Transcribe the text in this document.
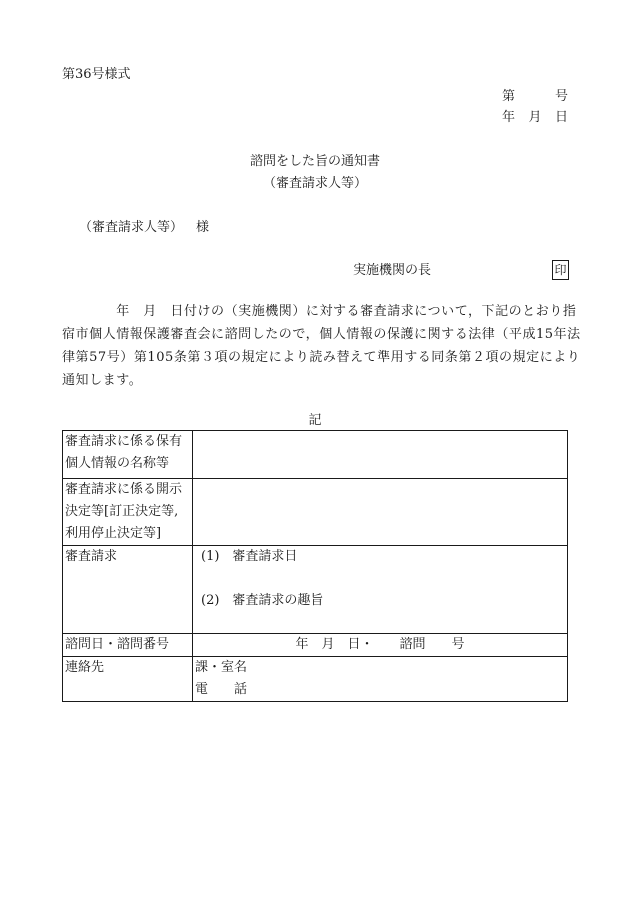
第36号様式
第	号
年 月 日
諮問をした旨の通知書
（審査請求人等）
（審査請求人等） 様
実施機関の長	印

　　　　年　月　日付けの（実施機関）に対する審査請求について，下記のとおり指

宿市個人情報保護審査会に諮問したので，個人情報の保護に関する法律（平成15年法

律第57号）第105条第３項の規定により読み替えて準用する同条第２項の規定により

通知します。

記
審査請求に係る保有
個人情報の名称等	

審査請求に係る開示
決定等[訂正決定等,
利用停止決定等]	

審査請求	(1)　審査請求日
(2)　審査請求の趣旨

諮問日・諮問番号	年　月　日・　　諮問　　号

連絡先	課・室名
電　　話
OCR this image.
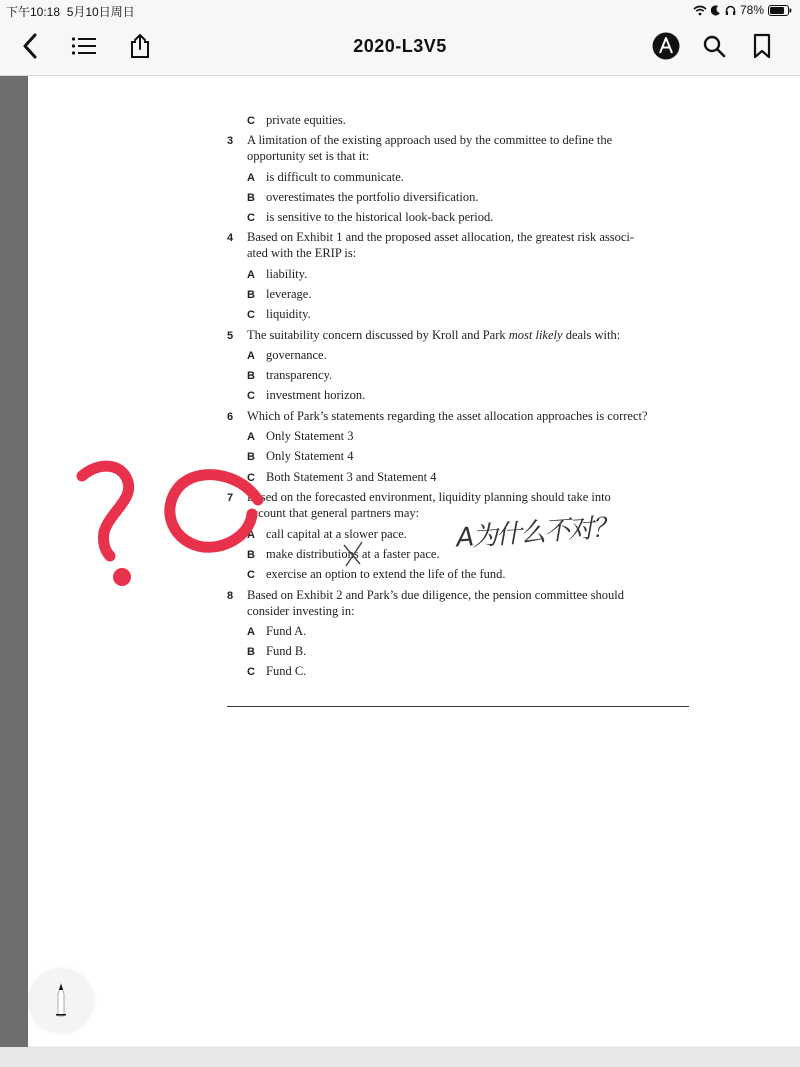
下午10:18 5月10日周日	78%
2020-L3V5
C private equities.
3 A limitation of the existing approach used by the committee to define the
opportunity set is that it:
A is difficult to communicate.
B overestimates the portfolio diversification.
C is sensitive to the historical look-back period.
4 Based on Exhibit 1 and the proposed asset allocation, the greatest risk associ-
ated with the ERIP is:
A liability.
B leverage.
C liquidity.
5 The suitability concern discussed by Kroll and Park most likely deals with:
A governance.
B transparency.
C investment horizon.
6 Which of Park’s statements regarding the asset allocation approaches is correct?
A Only Statement 3
B Only Statement 4
C Both Statement 3 and Statement 4
7 Based on the forecasted environment, liquidity planning should take into
account that general partners may:
A call capital at a slower pace.
B make distributions at a faster pace.
C exercise an option to extend the life of the fund.
8 Based on Exhibit 2 and Park’s due diligence, the pension committee should
consider investing in:
A Fund A.
B Fund B.
C Fund C.
A为什么不对？
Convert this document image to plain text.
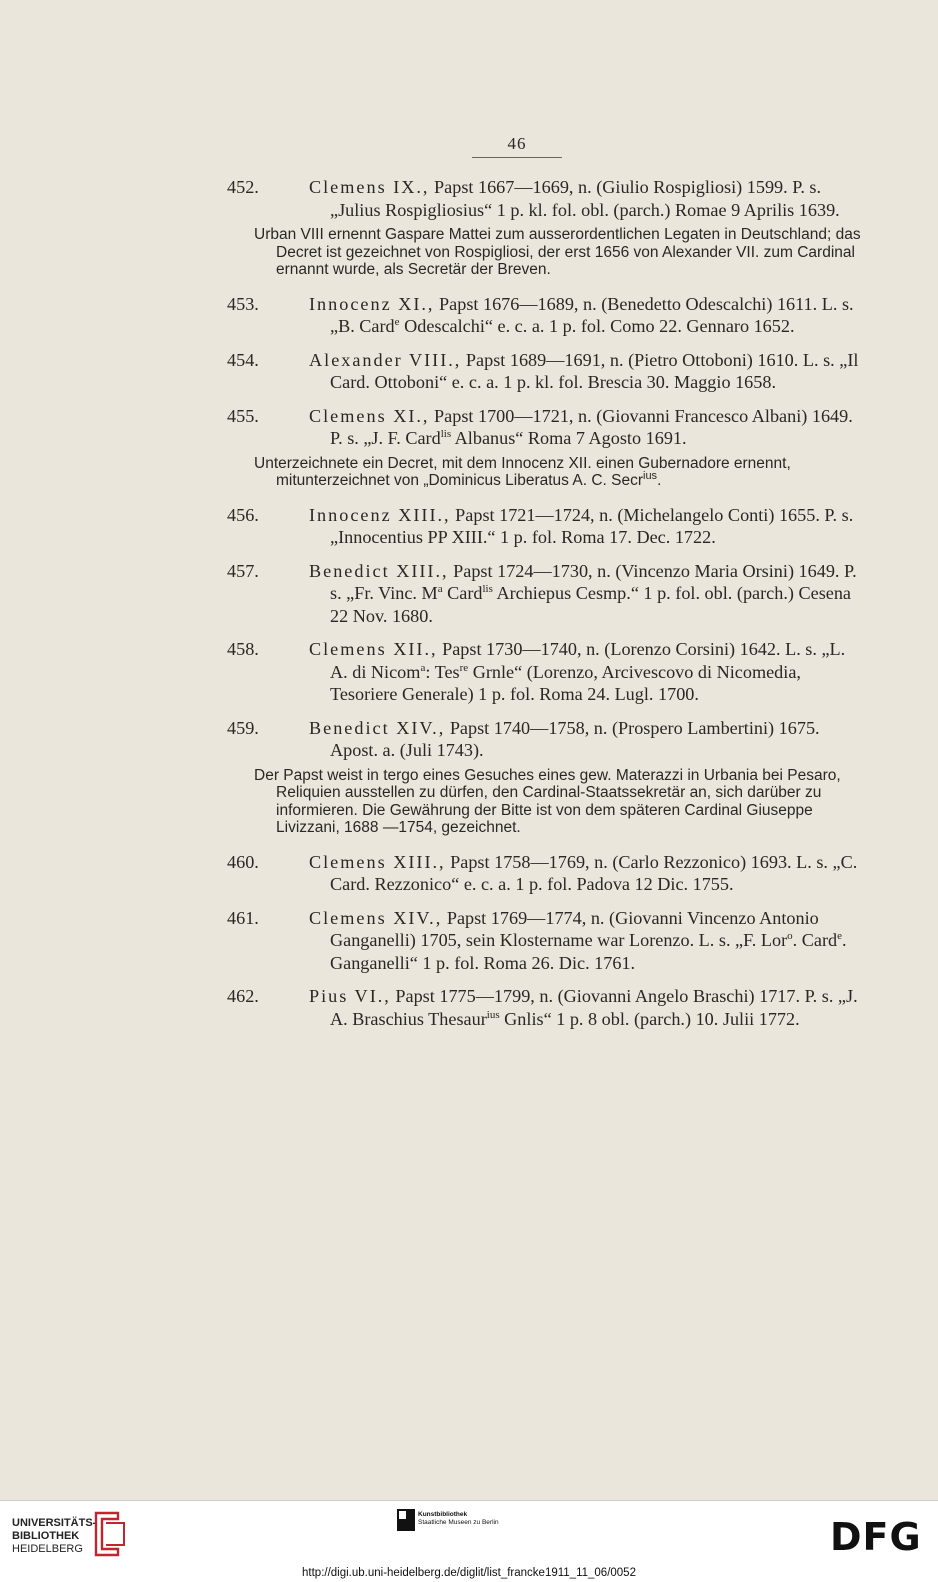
46
452.	Clemens IX., Papst 1667—1669, n. (Giulio Rospigliosi) 1599. P. s. „Julius Rospigliosius“ 1 p. kl. fol. obl. (parch.) Romae 9 Aprilis 1639.
Urban VIII ernennt Gaspare Mattei zum ausserordentlichen Legaten in Deutschland; das Decret ist gezeichnet von Rospigliosi, der erst 1656 von Alexander VII. zum Cardinal ernannt wurde, als Secretär der Breven.
453.	Innocenz XI., Papst 1676—1689, n. (Benedetto Odescalchi) 1611. L. s. „B. Card$^e$ Odescalchi“ e. c. a. 1 p. fol. Como 22. Gennaro 1652.
454.	Alexander VIII., Papst 1689—1691, n. (Pietro Ottoboni) 1610. L. s. „Il Card. Ottoboni“ e. c. a. 1 p. kl. fol. Brescia 30. Maggio 1658.
455.	Clemens XI., Papst 1700—1721, n. (Giovanni Francesco Albani) 1649. P. s. „J. F. Card$^{lis}$ Albanus“ Roma 7 Agosto 1691.
Unterzeichnete ein Decret, mit dem Innocenz XII. einen Gubernadore ernennt, mitunterzeichnet von „Dominicus Liberatus A. C. Secr$^{ius}$.
456.	Innocenz XIII., Papst 1721—1724, n. (Michelangelo Conti) 1655. P. s. „Innocentius PP XIII.“ 1 p. fol. Roma 17. Dec. 1722.
457.	Benedict XIII., Papst 1724—1730, n. (Vincenzo Maria Orsini) 1649. P. s. „Fr. Vinc. $M^a$ Card$^{lis}$ Archiepus Cesmp.“ 1 p. fol. obl. (parch.) Cesena 22 Nov. 1680.
458.	Clemens XII., Papst 1730—1740, n. (Lorenzo Corsini) 1642. L. s. „L. A. di Nicom$^a$: Tes$^{re}$ Grnle“ (Lorenzo, Arcivescovo di Nicomedia, Tesoriere Generale) 1 p. fol. Roma 24. Lugl. 1700.
459.	Benedict XIV., Papst 1740—1758, n. (Prospero Lambertini) 1675. Apost. a. (Juli 1743).
Der Papst weist in tergo eines Gesuches eines gew. Materazzi in Urbania bei Pesaro, Reliquien ausstellen zu dürfen, den Cardinal-Staatssekretär an, sich darüber zu informieren. Die Gewährung der Bitte ist von dem späteren Cardinal Giuseppe Livizzani, 1688 —1754, gezeichnet.
460.	Clemens XIII., Papst 1758—1769, n. (Carlo Rezzonico) 1693. L. s. „C. Card. Rezzonico“ e. c. a. 1 p. fol. Padova 12 Dic. 1755.
461.	Clemens XIV., Papst 1769—1774, n. (Giovanni Vincenzo Antonio Ganganelli) 1705, sein Klostername war Lorenzo. L. s. „F. Lor$^o$. Card$^e$. Ganganelli“ 1 p. fol. Roma 26. Dic. 1761.
462.	Pius VI., Papst 1775—1799, n. (Giovanni Angelo Braschi) 1717. P. s. „J. A. Braschius Thesaur$^{ius}$ Gnlis“ 1 p. 8 obl. (parch.) 10. Julii 1772.
UNIVERSITÄTS-
BIBLIOTHEK
HEIDELBERG
Kunstbibliothek
Staatliche Museen zu Berlin	DFG
http://digi.ub.uni-heidelberg.de/diglit/list_francke1911_11_06/0052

..............................

GOAL OF THE EXERCISE: Return the records exactly. Don't carry the pictures over.

EXERCISE ANSWER:
Transcribe the text in this document.
第36号様式
第	号
年 月 日
諮問をした旨の通知書
（審査請求人等）
（審査請求人等） 様
実施機関の長	印

　　　　年　月　日付けの（実施機関）に対する審査請求について，下記のとおり指

宿市個人情報保護審査会に諮問したので，個人情報の保護に関する法律（平成15年法

律第57号）第105条第３項の規定により読み替えて準用する同条第２項の規定により

通知します。

記
審査請求に係る保有
個人情報の名称等	

審査請求に係る開示
決定等[訂正決定等,
利用停止決定等]	

審査請求	(1)　審査請求日
(2)　審査請求の趣旨

諮問日・諮問番号	年　月　日・　　諮問　　号

連絡先	課・室名
電　　話
OCR this image.
下午10:18 5月10日周日	78%
2020-L3V5
C private equities.
3 A limitation of the existing approach used by the committee to define the
opportunity set is that it:
A is difficult to communicate.
B overestimates the portfolio diversification.
C is sensitive to the historical look-back period.
4 Based on Exhibit 1 and the proposed asset allocation, the greatest risk associ-
ated with the ERIP is:
A liability.
B leverage.
C liquidity.
5 The suitability concern discussed by Kroll and Park most likely deals with:
A governance.
B transparency.
C investment horizon.
6 Which of Park’s statements regarding the asset allocation approaches is correct?
A Only Statement 3
B Only Statement 4
C Both Statement 3 and Statement 4
7 Based on the forecasted environment, liquidity planning should take into
account that general partners may:
A call capital at a slower pace.
B make distributions at a faster pace.
C exercise an option to extend the life of the fund.
8 Based on Exhibit 2 and Park’s due diligence, the pension committee should
consider investing in:
A Fund A.
B Fund B.
C Fund C.
A为什么不对？
Convert this document image to plain text.
46
452.	Clemens IX., Papst 1667—1669, n. (Giulio Rospigliosi) 1599. P. s. „Julius Rospigliosius“ 1 p. kl. fol. obl. (parch.) Romae 9 Aprilis 1639.
Urban VIII ernennt Gaspare Mattei zum ausserordentlichen Legaten in Deutschland; das Decret ist gezeichnet von Rospigliosi, der erst 1656 von Alexander VII. zum Cardinal ernannt wurde, als Secretär der Breven.
453.	Innocenz XI., Papst 1676—1689, n. (Benedetto Odescalchi) 1611. L. s. „B. Card$^e$ Odescalchi“ e. c. a. 1 p. fol. Como 22. Gennaro 1652.
454.	Alexander VIII., Papst 1689—1691, n. (Pietro Ottoboni) 1610. L. s. „Il Card. Ottoboni“ e. c. a. 1 p. kl. fol. Brescia 30. Maggio 1658.
455.	Clemens XI., Papst 1700—1721, n. (Giovanni Francesco Albani) 1649. P. s. „J. F. Card$^{lis}$ Albanus“ Roma 7 Agosto 1691.
Unterzeichnete ein Decret, mit dem Innocenz XII. einen Gubernadore ernennt, mitunterzeichnet von „Dominicus Liberatus A. C. Secr$^{ius}$.
456.	Innocenz XIII., Papst 1721—1724, n. (Michelangelo Conti) 1655. P. s. „Innocentius PP XIII.“ 1 p. fol. Roma 17. Dec. 1722.
457.	Benedict XIII., Papst 1724—1730, n. (Vincenzo Maria Orsini) 1649. P. s. „Fr. Vinc. $M^a$ Card$^{lis}$ Archiepus Cesmp.“ 1 p. fol. obl. (parch.) Cesena 22 Nov. 1680.
458.	Clemens XII., Papst 1730—1740, n. (Lorenzo Corsini) 1642. L. s. „L. A. di Nicom$^a$: Tes$^{re}$ Grnle“ (Lorenzo, Arcivescovo di Nicomedia, Tesoriere Generale) 1 p. fol. Roma 24. Lugl. 1700.
459.	Benedict XIV., Papst 1740—1758, n. (Prospero Lambertini) 1675. Apost. a. (Juli 1743).
Der Papst weist in tergo eines Gesuches eines gew. Materazzi in Urbania bei Pesaro, Reliquien ausstellen zu dürfen, den Cardinal-Staatssekretär an, sich darüber zu informieren. Die Gewährung der Bitte ist von dem späteren Cardinal Giuseppe Livizzani, 1688 —1754, gezeichnet.
460.	Clemens XIII., Papst 1758—1769, n. (Carlo Rezzonico) 1693. L. s. „C. Card. Rezzonico“ e. c. a. 1 p. fol. Padova 12 Dic. 1755.
461.	Clemens XIV., Papst 1769—1774, n. (Giovanni Vincenzo Antonio Ganganelli) 1705, sein Klostername war Lorenzo. L. s. „F. Lor$^o$. Card$^e$. Ganganelli“ 1 p. fol. Roma 26. Dic. 1761.
462.	Pius VI., Papst 1775—1799, n. (Giovanni Angelo Braschi) 1717. P. s. „J. A. Braschius Thesaur$^{ius}$ Gnlis“ 1 p. 8 obl. (parch.) 10. Julii 1772.
UNIVERSITÄTS-
BIBLIOTHEK
HEIDELBERG
Kunstbibliothek
Staatliche Museen zu Berlin	DFG
http://digi.ub.uni-heidelberg.de/diglit/list_francke1911_11_06/0052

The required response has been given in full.